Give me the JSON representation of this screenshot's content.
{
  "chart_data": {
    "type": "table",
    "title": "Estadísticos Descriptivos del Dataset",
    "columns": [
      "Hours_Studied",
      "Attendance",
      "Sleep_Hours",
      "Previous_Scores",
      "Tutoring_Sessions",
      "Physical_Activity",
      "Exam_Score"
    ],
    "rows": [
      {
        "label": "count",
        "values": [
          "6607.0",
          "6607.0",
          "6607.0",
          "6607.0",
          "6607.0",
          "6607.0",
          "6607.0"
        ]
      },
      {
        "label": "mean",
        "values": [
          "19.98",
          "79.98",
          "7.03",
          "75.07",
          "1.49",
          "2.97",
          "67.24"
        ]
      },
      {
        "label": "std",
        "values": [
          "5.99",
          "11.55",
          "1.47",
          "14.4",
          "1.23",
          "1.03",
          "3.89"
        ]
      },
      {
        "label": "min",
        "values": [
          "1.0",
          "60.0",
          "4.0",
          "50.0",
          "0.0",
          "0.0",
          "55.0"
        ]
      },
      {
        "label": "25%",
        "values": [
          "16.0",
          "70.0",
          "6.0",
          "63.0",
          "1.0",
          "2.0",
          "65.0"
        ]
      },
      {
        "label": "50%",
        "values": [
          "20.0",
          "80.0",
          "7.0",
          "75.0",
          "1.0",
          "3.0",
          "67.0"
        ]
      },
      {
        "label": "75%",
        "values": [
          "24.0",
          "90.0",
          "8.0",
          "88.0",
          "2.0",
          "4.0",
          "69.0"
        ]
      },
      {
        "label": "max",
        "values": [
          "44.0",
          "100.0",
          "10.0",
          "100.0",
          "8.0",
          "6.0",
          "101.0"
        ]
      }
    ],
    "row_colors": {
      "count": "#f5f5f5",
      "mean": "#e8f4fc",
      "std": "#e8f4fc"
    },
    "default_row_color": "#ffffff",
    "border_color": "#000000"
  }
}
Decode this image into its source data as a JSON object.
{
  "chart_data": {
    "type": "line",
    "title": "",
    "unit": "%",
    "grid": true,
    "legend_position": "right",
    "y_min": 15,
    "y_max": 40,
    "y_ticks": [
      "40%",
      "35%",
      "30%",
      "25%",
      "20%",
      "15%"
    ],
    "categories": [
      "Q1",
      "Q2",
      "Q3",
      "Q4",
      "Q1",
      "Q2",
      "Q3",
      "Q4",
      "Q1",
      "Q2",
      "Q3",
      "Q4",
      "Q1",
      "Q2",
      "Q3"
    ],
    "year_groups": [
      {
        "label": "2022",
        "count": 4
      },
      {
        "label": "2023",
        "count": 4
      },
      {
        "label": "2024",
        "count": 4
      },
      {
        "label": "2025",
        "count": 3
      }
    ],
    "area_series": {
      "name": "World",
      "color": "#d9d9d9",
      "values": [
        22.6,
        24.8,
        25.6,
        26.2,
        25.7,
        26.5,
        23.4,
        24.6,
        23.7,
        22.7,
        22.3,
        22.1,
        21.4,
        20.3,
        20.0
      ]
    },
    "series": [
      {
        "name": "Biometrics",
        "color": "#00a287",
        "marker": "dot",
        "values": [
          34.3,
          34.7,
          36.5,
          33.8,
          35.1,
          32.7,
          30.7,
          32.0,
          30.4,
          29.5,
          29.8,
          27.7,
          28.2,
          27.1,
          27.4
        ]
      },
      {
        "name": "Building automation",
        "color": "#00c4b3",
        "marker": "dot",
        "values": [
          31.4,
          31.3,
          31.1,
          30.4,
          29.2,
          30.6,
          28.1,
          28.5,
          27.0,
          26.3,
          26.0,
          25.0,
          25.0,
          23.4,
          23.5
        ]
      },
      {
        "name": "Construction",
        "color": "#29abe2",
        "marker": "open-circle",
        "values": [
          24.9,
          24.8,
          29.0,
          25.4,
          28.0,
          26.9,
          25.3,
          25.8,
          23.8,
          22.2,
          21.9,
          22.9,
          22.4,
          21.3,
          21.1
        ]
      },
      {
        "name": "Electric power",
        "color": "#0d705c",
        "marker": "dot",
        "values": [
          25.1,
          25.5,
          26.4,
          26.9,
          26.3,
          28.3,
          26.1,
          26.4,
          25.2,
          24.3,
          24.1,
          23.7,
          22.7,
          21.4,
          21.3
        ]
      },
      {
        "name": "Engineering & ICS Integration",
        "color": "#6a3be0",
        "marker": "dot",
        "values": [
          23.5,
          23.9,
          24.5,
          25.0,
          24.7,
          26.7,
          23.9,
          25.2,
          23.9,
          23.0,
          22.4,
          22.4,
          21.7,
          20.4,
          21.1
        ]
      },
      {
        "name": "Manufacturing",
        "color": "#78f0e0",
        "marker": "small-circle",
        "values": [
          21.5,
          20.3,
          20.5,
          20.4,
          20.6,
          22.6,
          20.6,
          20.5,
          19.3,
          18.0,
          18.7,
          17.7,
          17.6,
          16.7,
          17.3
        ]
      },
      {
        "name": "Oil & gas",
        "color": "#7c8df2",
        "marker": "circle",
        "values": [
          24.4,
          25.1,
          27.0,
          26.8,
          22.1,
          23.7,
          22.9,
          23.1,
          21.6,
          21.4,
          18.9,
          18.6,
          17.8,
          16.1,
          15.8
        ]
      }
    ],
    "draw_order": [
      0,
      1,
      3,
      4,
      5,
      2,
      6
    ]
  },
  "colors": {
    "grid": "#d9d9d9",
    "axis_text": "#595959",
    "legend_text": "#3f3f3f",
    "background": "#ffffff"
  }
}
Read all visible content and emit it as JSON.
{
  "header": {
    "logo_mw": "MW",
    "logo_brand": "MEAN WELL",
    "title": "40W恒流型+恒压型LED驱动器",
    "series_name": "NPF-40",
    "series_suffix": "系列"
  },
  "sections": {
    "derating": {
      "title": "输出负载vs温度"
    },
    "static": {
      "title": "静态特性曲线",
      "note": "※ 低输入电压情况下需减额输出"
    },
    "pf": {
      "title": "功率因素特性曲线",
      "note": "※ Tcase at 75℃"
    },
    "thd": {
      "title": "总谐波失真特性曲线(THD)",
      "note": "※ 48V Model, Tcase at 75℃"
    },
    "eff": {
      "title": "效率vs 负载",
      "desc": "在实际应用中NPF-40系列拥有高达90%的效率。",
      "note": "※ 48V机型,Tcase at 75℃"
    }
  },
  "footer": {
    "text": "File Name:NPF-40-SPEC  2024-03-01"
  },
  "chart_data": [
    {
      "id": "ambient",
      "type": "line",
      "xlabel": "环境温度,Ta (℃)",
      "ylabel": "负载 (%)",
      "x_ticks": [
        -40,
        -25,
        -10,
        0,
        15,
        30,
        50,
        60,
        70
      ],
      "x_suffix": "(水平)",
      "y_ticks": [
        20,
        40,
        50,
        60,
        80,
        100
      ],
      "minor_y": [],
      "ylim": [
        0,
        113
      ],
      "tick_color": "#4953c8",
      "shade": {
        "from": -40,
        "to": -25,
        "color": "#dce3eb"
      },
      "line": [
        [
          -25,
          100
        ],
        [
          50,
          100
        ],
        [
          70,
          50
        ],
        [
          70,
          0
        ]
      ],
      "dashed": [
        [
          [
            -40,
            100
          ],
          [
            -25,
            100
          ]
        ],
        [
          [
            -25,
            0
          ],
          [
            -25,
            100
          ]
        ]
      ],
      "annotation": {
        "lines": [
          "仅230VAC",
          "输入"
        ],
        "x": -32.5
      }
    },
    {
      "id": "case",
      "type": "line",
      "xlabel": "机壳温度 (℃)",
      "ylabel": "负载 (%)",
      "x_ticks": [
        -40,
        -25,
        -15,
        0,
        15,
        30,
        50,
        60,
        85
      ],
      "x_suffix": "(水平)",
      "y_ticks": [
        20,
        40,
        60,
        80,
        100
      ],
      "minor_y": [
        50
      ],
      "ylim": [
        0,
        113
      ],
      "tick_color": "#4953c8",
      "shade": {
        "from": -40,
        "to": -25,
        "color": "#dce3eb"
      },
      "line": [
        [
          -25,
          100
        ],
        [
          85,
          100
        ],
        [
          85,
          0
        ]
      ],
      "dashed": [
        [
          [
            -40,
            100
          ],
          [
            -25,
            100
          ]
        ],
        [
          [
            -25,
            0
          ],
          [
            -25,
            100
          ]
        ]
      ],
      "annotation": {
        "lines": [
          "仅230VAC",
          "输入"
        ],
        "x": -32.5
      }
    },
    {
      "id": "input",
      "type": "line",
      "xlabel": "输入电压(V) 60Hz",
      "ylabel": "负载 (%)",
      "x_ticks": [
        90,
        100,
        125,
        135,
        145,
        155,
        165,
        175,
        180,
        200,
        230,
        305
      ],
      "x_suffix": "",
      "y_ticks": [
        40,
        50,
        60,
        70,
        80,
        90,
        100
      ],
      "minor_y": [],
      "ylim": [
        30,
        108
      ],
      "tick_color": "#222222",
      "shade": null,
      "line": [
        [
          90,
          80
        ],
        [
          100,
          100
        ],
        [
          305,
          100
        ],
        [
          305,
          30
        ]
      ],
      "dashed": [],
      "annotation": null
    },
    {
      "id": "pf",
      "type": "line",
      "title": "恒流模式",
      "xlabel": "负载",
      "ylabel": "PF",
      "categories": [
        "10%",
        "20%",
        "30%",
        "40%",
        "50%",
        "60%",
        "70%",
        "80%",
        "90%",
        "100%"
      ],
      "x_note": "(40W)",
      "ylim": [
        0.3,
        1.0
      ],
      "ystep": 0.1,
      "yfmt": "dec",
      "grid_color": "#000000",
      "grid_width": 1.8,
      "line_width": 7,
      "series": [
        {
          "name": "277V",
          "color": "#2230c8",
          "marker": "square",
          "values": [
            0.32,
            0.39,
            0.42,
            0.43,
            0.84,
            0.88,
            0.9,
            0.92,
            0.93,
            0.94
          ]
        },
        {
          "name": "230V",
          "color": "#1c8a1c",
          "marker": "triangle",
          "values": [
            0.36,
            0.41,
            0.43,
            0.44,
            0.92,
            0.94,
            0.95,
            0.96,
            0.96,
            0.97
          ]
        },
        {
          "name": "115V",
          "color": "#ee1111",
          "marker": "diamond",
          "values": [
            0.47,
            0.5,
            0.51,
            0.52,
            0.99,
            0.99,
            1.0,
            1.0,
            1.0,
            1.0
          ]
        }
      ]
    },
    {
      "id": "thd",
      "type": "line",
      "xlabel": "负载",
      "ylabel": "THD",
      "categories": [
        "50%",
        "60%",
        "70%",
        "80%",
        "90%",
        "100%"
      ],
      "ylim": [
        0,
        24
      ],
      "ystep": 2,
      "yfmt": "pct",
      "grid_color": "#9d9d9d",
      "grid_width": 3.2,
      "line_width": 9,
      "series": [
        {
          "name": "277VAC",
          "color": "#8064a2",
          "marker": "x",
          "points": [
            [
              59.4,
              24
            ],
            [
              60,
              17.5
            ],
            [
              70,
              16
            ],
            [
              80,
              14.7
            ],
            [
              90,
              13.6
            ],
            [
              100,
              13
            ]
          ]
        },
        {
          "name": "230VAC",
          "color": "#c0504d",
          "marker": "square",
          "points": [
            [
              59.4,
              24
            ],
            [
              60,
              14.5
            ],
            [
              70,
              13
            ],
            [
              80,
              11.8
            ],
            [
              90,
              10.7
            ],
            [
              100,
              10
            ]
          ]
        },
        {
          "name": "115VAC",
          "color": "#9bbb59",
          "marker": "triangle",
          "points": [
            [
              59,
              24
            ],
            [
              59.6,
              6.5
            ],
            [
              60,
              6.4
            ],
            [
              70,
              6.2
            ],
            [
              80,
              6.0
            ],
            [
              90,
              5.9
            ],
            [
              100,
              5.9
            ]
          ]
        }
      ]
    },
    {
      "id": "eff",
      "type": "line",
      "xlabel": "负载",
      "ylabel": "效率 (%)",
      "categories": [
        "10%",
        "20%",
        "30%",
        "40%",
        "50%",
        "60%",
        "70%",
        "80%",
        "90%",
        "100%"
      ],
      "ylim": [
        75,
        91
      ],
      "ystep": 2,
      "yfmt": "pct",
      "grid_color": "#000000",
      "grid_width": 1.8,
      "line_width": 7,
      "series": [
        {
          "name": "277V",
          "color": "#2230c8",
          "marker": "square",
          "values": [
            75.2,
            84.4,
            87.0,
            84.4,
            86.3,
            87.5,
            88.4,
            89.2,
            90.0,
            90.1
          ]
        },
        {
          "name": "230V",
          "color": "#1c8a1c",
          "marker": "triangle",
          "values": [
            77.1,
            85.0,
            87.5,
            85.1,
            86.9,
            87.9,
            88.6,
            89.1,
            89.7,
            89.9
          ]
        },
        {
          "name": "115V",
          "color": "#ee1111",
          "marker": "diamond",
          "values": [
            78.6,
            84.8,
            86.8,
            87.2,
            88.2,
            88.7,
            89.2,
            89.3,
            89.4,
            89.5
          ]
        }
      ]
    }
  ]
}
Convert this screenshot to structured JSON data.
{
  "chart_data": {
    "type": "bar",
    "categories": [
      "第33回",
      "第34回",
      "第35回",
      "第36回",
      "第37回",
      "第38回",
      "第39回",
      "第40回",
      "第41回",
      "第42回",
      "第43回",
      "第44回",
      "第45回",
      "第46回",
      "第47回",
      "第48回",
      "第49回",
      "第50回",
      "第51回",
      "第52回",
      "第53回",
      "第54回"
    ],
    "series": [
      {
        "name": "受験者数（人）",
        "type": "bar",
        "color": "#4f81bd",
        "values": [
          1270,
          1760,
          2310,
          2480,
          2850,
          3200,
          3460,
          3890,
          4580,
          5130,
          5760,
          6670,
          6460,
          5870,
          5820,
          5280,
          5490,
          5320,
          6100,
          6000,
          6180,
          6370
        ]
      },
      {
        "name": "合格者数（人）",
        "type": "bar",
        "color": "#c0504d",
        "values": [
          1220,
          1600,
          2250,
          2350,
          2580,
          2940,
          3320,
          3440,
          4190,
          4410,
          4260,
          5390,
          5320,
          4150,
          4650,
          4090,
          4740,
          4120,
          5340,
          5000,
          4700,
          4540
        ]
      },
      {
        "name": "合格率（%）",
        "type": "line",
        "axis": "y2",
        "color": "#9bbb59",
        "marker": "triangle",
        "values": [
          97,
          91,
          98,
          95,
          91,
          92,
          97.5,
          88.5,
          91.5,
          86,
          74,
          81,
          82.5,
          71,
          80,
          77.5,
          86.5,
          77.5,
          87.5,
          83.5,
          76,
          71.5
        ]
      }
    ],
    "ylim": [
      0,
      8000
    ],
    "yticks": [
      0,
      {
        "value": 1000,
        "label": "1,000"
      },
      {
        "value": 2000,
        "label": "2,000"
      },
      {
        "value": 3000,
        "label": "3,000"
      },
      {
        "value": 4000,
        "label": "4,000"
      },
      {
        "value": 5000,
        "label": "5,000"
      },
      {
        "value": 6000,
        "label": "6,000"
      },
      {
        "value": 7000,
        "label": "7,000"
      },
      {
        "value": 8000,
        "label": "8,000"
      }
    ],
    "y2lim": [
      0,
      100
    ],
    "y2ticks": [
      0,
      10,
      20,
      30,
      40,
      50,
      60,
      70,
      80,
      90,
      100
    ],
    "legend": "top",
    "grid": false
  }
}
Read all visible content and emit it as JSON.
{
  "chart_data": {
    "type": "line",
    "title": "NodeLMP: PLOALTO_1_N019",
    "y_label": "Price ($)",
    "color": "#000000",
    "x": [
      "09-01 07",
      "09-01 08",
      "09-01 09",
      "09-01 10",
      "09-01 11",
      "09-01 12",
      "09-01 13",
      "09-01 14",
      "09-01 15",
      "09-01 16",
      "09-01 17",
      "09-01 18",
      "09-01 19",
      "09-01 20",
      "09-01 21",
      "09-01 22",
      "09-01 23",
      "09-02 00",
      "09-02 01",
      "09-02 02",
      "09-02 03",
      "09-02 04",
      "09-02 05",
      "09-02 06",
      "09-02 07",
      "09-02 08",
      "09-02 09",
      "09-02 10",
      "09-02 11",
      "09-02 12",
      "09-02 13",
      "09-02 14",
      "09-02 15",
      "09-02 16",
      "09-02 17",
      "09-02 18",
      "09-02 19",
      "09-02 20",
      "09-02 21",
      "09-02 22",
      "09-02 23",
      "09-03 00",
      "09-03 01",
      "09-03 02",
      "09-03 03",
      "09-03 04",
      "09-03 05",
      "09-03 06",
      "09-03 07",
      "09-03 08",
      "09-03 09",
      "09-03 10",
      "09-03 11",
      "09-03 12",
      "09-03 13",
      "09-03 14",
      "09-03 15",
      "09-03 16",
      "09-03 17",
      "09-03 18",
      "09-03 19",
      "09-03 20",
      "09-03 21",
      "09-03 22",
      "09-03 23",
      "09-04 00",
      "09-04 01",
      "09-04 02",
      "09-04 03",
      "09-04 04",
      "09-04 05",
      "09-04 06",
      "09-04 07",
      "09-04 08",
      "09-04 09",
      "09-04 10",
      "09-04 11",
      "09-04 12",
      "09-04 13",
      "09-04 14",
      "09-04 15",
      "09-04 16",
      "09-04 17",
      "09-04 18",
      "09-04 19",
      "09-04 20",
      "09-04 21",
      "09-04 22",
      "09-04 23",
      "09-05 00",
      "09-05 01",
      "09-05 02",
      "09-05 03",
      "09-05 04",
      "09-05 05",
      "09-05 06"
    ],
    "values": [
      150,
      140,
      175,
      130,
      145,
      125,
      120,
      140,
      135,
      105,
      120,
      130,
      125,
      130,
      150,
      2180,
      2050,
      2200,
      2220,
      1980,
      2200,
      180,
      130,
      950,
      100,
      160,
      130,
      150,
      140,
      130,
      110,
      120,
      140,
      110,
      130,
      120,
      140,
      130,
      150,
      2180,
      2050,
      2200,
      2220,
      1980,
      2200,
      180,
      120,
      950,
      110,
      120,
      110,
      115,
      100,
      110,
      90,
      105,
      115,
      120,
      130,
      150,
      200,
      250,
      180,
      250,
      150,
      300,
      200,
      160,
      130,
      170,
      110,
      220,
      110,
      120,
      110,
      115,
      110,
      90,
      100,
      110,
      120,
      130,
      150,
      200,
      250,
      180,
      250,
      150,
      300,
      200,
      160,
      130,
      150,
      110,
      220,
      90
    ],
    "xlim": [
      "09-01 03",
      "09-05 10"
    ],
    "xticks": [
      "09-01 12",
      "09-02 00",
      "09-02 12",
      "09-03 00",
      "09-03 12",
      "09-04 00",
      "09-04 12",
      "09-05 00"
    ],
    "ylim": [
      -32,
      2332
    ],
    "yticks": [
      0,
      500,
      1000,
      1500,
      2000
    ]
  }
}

----

- Task description
From the material above, copy each line that includes the word "this".

- Response to the exercise
Give me the JSON representation of this screenshot's content.
Decode this image into its source data as a JSON object.
Convert this screenshot to structured JSON data.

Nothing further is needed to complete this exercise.